▶ [Your objective]
Make an exact copy of each entry, leaving out every picture.

::: Records for the exercise

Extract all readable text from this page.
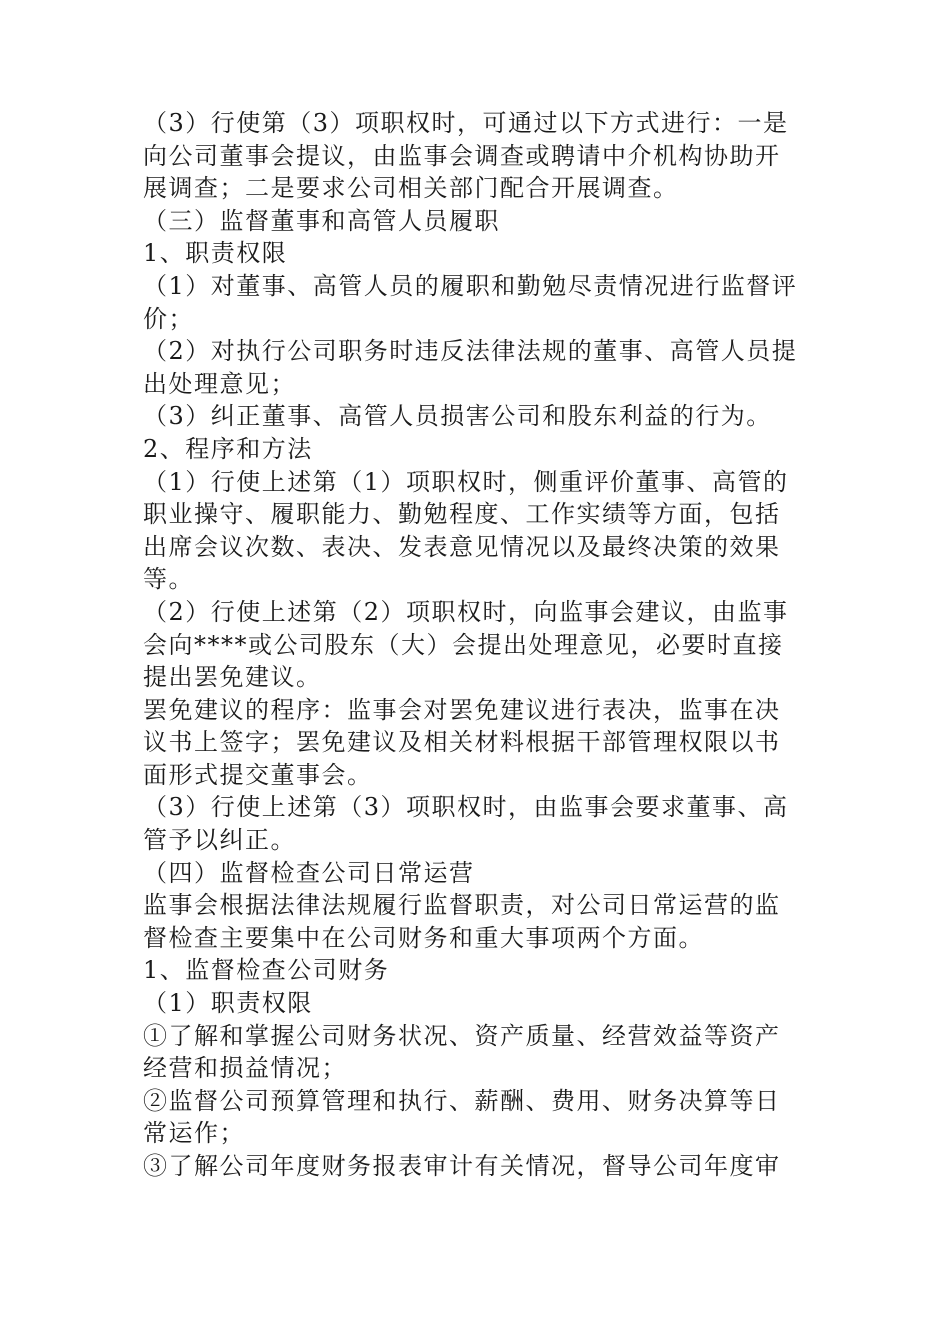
（3）行使第（3）项职权时，可通过以下方式进行：一是
向公司董事会提议，由监事会调查或聘请中介机构协助开
展调查；二是要求公司相关部门配合开展调查。
（三）监督董事和高管人员履职
1、职责权限
（1）对董事、高管人员的履职和勤勉尽责情况进行监督评
价；
（2）对执行公司职务时违反法律法规的董事、高管人员提
出处理意见；
（3）纠正董事、高管人员损害公司和股东利益的行为。
2、程序和方法
（1）行使上述第（1）项职权时，侧重评价董事、高管的
职业操守、履职能力、勤勉程度、工作实绩等方面，包括
出席会议次数、表决、发表意见情况以及最终决策的效果
等。
（2）行使上述第（2）项职权时，向监事会建议，由监事
会向****或公司股东（大）会提出处理意见，必要时直接
提出罢免建议。
罢免建议的程序：监事会对罢免建议进行表决，监事在决
议书上签字；罢免建议及相关材料根据干部管理权限以书
面形式提交董事会。
（3）行使上述第（3）项职权时，由监事会要求董事、高
管予以纠正。
（四）监督检查公司日常运营
监事会根据法律法规履行监督职责，对公司日常运营的监
督检查主要集中在公司财务和重大事项两个方面。
1、监督检查公司财务
（1）职责权限
①了解和掌握公司财务状况、资产质量、经营效益等资产
经营和损益情况；
②监督公司预算管理和执行、薪酬、费用、财务决算等日
常运作；
③了解公司年度财务报表审计有关情况，督导公司年度审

::::::

▶ [Answer for this exercise]
Extract all readable text from this page.
（3）行使第（3）项职权时，可通过以下方式进行：一是
向公司董事会提议，由监事会调查或聘请中介机构协助开
展调查；二是要求公司相关部门配合开展调查。
（三）监督董事和高管人员履职
1、职责权限
（1）对董事、高管人员的履职和勤勉尽责情况进行监督评
价；
（2）对执行公司职务时违反法律法规的董事、高管人员提
出处理意见；
（3）纠正董事、高管人员损害公司和股东利益的行为。
2、程序和方法
（1）行使上述第（1）项职权时，侧重评价董事、高管的
职业操守、履职能力、勤勉程度、工作实绩等方面，包括
出席会议次数、表决、发表意见情况以及最终决策的效果
等。
（2）行使上述第（2）项职权时，向监事会建议，由监事
会向****或公司股东（大）会提出处理意见，必要时直接
提出罢免建议。
罢免建议的程序：监事会对罢免建议进行表决，监事在决
议书上签字；罢免建议及相关材料根据干部管理权限以书
面形式提交董事会。
（3）行使上述第（3）项职权时，由监事会要求董事、高
管予以纠正。
（四）监督检查公司日常运营
监事会根据法律法规履行监督职责，对公司日常运营的监
督检查主要集中在公司财务和重大事项两个方面。
1、监督检查公司财务
（1）职责权限
①了解和掌握公司财务状况、资产质量、经营效益等资产
经营和损益情况；
②监督公司预算管理和执行、薪酬、费用、财务决算等日
常运作；
③了解公司年度财务报表审计有关情况，督导公司年度审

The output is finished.